# STORED RECORDS start
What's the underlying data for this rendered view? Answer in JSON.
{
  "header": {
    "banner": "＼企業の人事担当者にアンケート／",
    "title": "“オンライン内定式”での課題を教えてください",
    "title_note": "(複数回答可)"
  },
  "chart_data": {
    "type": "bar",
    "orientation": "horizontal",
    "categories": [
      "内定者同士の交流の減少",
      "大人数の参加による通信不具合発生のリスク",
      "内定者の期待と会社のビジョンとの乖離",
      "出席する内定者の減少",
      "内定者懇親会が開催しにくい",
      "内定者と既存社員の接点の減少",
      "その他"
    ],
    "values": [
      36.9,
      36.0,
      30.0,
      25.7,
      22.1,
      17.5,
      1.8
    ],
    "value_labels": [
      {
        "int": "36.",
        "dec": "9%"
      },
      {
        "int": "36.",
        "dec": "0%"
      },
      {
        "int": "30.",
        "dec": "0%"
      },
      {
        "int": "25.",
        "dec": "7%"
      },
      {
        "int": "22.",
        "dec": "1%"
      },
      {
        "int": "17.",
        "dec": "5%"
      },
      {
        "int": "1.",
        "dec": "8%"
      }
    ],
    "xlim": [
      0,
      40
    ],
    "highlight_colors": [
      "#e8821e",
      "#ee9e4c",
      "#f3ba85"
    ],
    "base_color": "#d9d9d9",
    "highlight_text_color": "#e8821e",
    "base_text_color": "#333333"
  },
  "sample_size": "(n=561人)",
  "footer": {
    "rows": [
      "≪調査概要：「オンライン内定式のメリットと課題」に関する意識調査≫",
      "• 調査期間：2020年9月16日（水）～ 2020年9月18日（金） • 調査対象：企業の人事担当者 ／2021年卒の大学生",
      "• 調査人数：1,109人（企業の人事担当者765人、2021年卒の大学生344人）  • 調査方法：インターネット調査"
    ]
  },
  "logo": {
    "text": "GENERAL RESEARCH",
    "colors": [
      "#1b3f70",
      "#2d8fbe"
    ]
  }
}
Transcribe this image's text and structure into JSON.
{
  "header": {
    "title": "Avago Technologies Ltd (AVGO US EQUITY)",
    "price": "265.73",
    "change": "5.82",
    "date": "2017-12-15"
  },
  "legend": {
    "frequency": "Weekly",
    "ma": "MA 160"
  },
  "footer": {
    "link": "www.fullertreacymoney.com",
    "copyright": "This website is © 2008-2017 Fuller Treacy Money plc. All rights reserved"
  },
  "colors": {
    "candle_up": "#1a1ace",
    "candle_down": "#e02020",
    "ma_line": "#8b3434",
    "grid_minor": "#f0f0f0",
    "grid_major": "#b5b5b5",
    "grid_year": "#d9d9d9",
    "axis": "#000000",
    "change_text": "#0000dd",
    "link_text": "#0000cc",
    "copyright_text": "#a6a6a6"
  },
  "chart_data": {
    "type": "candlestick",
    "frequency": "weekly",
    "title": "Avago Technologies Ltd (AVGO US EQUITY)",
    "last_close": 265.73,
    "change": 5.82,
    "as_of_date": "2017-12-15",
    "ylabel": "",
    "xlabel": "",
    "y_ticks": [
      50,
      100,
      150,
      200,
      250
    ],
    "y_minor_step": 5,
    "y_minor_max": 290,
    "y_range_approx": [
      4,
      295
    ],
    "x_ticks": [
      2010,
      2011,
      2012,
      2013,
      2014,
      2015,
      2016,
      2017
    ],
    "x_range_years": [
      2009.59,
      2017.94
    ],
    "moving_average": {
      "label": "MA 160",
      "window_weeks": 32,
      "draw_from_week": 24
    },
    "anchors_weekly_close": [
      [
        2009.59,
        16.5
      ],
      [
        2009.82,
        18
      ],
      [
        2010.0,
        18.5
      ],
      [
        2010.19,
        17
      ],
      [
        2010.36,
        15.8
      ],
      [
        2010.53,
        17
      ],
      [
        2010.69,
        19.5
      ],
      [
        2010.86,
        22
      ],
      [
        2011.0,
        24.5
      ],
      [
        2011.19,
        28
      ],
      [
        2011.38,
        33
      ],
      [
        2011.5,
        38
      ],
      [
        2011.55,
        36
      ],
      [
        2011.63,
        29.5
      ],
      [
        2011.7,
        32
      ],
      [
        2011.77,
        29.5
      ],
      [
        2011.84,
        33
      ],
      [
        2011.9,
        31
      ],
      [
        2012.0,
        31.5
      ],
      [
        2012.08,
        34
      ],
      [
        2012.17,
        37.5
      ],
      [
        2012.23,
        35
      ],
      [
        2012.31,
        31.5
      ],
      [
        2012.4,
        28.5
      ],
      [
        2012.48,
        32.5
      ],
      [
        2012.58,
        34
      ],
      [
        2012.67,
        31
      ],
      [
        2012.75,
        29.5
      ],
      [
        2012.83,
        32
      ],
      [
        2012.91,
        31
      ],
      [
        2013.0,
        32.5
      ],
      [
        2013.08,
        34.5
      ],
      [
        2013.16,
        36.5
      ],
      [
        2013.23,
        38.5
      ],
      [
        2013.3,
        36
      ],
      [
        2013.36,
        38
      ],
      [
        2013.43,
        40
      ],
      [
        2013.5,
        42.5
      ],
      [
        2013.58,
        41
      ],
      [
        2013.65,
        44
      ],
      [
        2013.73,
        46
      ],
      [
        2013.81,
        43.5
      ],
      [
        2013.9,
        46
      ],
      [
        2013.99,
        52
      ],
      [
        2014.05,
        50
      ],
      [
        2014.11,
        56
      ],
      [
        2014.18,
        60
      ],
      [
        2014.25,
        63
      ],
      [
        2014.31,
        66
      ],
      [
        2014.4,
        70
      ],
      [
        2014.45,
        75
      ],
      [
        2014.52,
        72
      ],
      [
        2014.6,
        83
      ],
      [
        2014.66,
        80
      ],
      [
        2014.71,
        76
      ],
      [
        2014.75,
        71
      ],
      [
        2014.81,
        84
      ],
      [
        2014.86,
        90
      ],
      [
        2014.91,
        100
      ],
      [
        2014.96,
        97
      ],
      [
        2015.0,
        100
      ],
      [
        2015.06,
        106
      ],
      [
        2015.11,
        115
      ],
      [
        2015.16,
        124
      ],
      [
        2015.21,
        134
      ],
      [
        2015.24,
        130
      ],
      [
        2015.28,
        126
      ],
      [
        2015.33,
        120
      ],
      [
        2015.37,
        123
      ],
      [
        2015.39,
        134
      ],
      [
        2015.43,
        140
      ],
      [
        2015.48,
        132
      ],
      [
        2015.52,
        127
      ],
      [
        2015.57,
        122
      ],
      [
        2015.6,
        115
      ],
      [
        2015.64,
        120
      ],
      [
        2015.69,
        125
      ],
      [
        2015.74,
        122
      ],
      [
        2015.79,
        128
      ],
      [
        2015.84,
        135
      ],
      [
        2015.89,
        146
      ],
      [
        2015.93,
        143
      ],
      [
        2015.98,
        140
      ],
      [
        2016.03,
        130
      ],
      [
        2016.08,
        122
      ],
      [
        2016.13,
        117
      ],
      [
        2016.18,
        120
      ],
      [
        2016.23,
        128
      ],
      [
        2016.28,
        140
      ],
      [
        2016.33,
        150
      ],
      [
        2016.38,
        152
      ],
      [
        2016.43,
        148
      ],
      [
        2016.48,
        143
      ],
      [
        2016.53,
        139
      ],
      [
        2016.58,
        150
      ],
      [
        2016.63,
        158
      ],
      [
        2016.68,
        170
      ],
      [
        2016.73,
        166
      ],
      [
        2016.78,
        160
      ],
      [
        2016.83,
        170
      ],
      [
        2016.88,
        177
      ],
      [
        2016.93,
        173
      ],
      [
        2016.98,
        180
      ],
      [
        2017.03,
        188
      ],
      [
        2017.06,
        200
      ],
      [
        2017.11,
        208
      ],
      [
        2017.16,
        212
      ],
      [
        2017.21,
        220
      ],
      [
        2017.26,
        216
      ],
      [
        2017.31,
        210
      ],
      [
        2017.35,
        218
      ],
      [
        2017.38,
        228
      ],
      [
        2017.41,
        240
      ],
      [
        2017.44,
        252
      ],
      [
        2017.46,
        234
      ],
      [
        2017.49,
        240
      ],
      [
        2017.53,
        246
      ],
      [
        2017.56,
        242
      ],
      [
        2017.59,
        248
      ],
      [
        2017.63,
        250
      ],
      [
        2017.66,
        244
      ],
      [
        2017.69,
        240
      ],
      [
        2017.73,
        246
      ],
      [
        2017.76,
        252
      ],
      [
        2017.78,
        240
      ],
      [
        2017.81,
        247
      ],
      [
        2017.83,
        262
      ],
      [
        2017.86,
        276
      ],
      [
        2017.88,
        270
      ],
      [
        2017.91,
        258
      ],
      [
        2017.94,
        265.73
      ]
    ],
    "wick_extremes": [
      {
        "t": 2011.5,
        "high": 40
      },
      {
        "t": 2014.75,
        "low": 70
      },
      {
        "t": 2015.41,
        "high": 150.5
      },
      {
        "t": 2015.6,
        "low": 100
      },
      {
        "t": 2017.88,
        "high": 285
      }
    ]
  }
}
# STORED RECORDS end
Write out each line of the data that holds the string "JSON".

■ **FULL RESPONSE**:
What's the underlying data for this rendered view? Answer in JSON.
Transcribe this image's text and structure into JSON.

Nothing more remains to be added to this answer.